Problem requirements: Write each record again exactly as it stands.

Given information:
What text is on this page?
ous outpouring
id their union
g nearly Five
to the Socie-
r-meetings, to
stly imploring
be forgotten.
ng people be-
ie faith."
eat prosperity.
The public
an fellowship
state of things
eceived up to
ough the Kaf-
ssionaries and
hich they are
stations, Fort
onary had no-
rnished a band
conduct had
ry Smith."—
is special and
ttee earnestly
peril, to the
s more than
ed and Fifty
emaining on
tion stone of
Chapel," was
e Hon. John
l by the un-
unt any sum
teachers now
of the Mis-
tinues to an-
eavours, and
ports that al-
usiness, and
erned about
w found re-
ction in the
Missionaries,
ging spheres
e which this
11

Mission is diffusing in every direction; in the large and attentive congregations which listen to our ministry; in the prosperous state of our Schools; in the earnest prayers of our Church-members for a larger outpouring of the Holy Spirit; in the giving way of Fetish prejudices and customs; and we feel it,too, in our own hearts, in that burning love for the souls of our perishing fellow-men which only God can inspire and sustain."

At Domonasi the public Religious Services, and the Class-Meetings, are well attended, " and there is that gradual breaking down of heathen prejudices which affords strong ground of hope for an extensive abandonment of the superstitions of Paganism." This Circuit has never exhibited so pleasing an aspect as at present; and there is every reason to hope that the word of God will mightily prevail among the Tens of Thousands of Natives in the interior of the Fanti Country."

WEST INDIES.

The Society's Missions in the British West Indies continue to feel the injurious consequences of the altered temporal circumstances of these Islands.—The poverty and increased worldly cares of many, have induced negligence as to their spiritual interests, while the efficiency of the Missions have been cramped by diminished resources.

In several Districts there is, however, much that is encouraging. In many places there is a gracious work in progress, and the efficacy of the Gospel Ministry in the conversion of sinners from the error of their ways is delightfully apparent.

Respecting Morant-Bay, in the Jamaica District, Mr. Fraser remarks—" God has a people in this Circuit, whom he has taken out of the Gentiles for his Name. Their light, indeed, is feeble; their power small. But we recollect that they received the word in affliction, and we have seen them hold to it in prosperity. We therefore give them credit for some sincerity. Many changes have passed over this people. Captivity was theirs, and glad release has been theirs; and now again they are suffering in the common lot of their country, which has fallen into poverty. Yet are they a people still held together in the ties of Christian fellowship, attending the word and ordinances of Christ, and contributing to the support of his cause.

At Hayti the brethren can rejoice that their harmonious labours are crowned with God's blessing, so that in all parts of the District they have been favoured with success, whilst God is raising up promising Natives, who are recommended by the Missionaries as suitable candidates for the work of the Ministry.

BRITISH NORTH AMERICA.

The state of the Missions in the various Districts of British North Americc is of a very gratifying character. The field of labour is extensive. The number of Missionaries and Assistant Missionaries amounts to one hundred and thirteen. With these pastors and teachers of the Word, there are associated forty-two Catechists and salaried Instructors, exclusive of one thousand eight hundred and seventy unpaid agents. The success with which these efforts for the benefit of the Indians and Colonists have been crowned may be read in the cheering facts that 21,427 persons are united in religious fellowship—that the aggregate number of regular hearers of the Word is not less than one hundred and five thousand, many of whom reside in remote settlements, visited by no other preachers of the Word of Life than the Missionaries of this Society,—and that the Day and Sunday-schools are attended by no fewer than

Response to the task:
What text is on this page?
ous outpouring
id their union
g nearly Five
to the Socie-
r-meetings, to
stly imploring
be forgotten.
ng people be-
ie faith."
eat prosperity.
The public
an fellowship
state of things
eceived up to
ough the Kaf-
ssionaries and
hich they are
stations, Fort
onary had no-
rnished a band
conduct had
ry Smith."—
is special and
ttee earnestly
peril, to the
s more than
ed and Fifty
emaining on
tion stone of
Chapel," was
e Hon. John
l by the un-
unt any sum
teachers now
of the Mis-
tinues to an-
eavours, and
ports that al-
usiness, and
erned about
w found re-
ction in the
Missionaries,
ging spheres
e which this
11

Mission is diffusing in every direction; in the large and attentive congregations which listen to our ministry; in the prosperous state of our Schools; in the earnest prayers of our Church-members for a larger outpouring of the Holy Spirit; in the giving way of Fetish prejudices and customs; and we feel it,too, in our own hearts, in that burning love for the souls of our perishing fellow-men which only God can inspire and sustain."

At Domonasi the public Religious Services, and the Class-Meetings, are well attended, " and there is that gradual breaking down of heathen prejudices which affords strong ground of hope for an extensive abandonment of the superstitions of Paganism." This Circuit has never exhibited so pleasing an aspect as at present; and there is every reason to hope that the word of God will mightily prevail among the Tens of Thousands of Natives in the interior of the Fanti Country."

WEST INDIES.

The Society's Missions in the British West Indies continue to feel the injurious consequences of the altered temporal circumstances of these Islands.—The poverty and increased worldly cares of many, have induced negligence as to their spiritual interests, while the efficiency of the Missions have been cramped by diminished resources.

In several Districts there is, however, much that is encouraging. In many places there is a gracious work in progress, and the efficacy of the Gospel Ministry in the conversion of sinners from the error of their ways is delightfully apparent.

Respecting Morant-Bay, in the Jamaica District, Mr. Fraser remarks—" God has a people in this Circuit, whom he has taken out of the Gentiles for his Name. Their light, indeed, is feeble; their power small. But we recollect that they received the word in affliction, and we have seen them hold to it in prosperity. We therefore give them credit for some sincerity. Many changes have passed over this people. Captivity was theirs, and glad release has been theirs; and now again they are suffering in the common lot of their country, which has fallen into poverty. Yet are they a people still held together in the ties of Christian fellowship, attending the word and ordinances of Christ, and contributing to the support of his cause.

At Hayti the brethren can rejoice that their harmonious labours are crowned with God's blessing, so that in all parts of the District they have been favoured with success, whilst God is raising up promising Natives, who are recommended by the Missionaries as suitable candidates for the work of the Ministry.

BRITISH NORTH AMERICA.

The state of the Missions in the various Districts of British North Americc is of a very gratifying character. The field of labour is extensive. The number of Missionaries and Assistant Missionaries amounts to one hundred and thirteen. With these pastors and teachers of the Word, there are associated forty-two Catechists and salaried Instructors, exclusive of one thousand eight hundred and seventy unpaid agents. The success with which these efforts for the benefit of the Indians and Colonists have been crowned may be read in the cheering facts that 21,427 persons are united in religious fellowship—that the aggregate number of regular hearers of the Word is not less than one hundred and five thousand, many of whom reside in remote settlements, visited by no other preachers of the Word of Life than the Missionaries of this Society,—and that the Day and Sunday-schools are attended by no fewer than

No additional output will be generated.